WHAT IS EXPECTED:
Copy each line with the word "普通数字" in it.
>>
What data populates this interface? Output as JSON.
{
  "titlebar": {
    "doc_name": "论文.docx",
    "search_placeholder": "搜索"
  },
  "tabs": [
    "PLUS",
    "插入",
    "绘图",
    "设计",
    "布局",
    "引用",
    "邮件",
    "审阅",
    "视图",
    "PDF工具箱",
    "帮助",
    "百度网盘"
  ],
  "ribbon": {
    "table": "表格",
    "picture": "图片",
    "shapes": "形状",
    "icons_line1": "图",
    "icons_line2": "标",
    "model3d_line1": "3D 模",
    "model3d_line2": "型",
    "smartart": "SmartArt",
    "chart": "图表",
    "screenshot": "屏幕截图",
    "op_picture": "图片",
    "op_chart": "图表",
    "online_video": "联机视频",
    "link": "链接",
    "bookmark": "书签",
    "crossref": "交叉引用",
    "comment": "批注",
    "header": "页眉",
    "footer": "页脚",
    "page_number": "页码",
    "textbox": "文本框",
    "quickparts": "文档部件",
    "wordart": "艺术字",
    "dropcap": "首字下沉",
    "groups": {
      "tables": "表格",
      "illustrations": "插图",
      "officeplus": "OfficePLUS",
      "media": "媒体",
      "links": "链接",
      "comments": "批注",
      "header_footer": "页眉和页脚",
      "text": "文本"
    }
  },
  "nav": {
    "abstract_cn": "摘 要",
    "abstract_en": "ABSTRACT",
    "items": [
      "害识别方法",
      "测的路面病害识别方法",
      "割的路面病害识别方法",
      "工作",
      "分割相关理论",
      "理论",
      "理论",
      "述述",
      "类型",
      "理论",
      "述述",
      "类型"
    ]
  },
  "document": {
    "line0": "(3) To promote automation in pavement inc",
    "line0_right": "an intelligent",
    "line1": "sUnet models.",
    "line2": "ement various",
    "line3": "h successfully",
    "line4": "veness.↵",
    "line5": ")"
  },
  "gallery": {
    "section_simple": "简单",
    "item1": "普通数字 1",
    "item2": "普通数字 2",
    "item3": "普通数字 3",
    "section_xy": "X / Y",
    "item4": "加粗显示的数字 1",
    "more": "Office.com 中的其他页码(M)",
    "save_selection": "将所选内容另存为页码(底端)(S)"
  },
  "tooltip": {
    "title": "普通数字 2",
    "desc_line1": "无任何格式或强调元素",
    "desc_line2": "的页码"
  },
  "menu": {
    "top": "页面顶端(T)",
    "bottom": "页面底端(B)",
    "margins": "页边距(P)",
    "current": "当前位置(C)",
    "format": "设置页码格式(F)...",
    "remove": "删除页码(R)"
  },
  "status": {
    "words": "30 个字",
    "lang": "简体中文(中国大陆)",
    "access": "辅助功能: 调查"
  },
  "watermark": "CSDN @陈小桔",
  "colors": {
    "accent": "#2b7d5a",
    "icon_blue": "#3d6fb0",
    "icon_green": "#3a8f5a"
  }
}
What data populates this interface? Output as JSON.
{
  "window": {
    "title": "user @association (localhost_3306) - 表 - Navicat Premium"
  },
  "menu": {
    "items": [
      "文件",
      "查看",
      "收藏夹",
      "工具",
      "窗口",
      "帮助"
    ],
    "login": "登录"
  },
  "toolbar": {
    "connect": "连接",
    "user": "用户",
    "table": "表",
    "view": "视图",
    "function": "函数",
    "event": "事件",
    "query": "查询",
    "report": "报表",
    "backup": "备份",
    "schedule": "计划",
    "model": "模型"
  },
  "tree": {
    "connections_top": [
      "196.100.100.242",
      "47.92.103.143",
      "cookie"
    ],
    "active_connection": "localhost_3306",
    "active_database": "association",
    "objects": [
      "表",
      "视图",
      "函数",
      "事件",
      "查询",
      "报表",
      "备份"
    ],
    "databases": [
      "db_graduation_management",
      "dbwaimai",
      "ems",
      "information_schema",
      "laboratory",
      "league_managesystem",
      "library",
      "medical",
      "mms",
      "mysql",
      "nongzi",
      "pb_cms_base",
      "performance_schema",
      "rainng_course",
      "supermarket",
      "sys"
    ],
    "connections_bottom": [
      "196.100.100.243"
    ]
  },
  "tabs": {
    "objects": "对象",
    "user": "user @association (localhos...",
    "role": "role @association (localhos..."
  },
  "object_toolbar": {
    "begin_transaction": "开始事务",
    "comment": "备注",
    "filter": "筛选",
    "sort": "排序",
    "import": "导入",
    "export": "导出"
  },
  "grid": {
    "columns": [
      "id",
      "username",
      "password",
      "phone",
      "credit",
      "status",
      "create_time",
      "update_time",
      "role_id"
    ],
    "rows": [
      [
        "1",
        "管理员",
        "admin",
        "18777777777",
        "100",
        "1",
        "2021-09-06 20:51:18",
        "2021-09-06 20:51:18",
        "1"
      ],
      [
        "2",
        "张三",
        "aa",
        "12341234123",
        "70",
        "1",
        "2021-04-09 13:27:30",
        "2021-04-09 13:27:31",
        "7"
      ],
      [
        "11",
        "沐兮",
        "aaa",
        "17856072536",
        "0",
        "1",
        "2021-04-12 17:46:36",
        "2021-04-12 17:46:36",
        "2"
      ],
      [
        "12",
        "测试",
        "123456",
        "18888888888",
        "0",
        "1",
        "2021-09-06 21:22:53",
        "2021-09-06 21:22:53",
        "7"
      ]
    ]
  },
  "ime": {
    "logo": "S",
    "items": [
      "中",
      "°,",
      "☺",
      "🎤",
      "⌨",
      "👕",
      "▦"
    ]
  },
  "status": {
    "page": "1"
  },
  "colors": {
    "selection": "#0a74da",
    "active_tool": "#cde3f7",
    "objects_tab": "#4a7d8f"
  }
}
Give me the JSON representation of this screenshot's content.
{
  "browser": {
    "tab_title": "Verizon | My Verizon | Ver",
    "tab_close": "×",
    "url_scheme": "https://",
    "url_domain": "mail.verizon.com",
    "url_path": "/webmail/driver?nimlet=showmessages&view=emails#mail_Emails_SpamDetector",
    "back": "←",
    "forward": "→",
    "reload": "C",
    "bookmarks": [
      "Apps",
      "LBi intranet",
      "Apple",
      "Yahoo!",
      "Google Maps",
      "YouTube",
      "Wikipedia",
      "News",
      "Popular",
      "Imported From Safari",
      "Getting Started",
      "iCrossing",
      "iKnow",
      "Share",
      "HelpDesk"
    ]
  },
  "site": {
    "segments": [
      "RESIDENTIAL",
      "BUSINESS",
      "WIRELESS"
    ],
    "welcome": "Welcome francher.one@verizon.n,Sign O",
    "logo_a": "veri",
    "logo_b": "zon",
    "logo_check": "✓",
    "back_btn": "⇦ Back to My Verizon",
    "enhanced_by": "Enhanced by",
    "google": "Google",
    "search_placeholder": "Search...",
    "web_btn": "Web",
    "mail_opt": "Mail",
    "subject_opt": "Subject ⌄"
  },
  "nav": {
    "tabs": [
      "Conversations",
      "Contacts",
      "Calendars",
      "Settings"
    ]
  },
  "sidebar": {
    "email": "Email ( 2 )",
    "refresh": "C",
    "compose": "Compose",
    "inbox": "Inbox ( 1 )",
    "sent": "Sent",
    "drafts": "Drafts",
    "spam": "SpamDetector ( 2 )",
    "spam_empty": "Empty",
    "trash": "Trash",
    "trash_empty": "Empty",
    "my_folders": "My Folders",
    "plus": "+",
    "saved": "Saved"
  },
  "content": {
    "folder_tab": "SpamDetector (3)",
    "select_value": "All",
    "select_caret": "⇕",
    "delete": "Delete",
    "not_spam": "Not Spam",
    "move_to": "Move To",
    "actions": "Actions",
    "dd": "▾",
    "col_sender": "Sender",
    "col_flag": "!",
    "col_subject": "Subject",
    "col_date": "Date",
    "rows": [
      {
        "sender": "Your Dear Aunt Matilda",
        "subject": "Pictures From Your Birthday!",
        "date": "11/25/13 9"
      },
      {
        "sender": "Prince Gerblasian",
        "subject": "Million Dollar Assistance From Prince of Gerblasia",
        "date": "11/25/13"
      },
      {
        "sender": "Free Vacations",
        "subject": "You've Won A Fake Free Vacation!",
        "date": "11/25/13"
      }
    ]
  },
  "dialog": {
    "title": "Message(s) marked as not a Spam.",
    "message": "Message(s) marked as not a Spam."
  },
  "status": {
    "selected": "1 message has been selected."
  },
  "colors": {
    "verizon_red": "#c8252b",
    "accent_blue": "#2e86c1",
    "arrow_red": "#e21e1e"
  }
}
<<
FULL SOLUTION:
    "item1": "普通数字 1",
    "item2": "普通数字 2",
    "item3": "普通数字 3",
    "title": "普通数字 2",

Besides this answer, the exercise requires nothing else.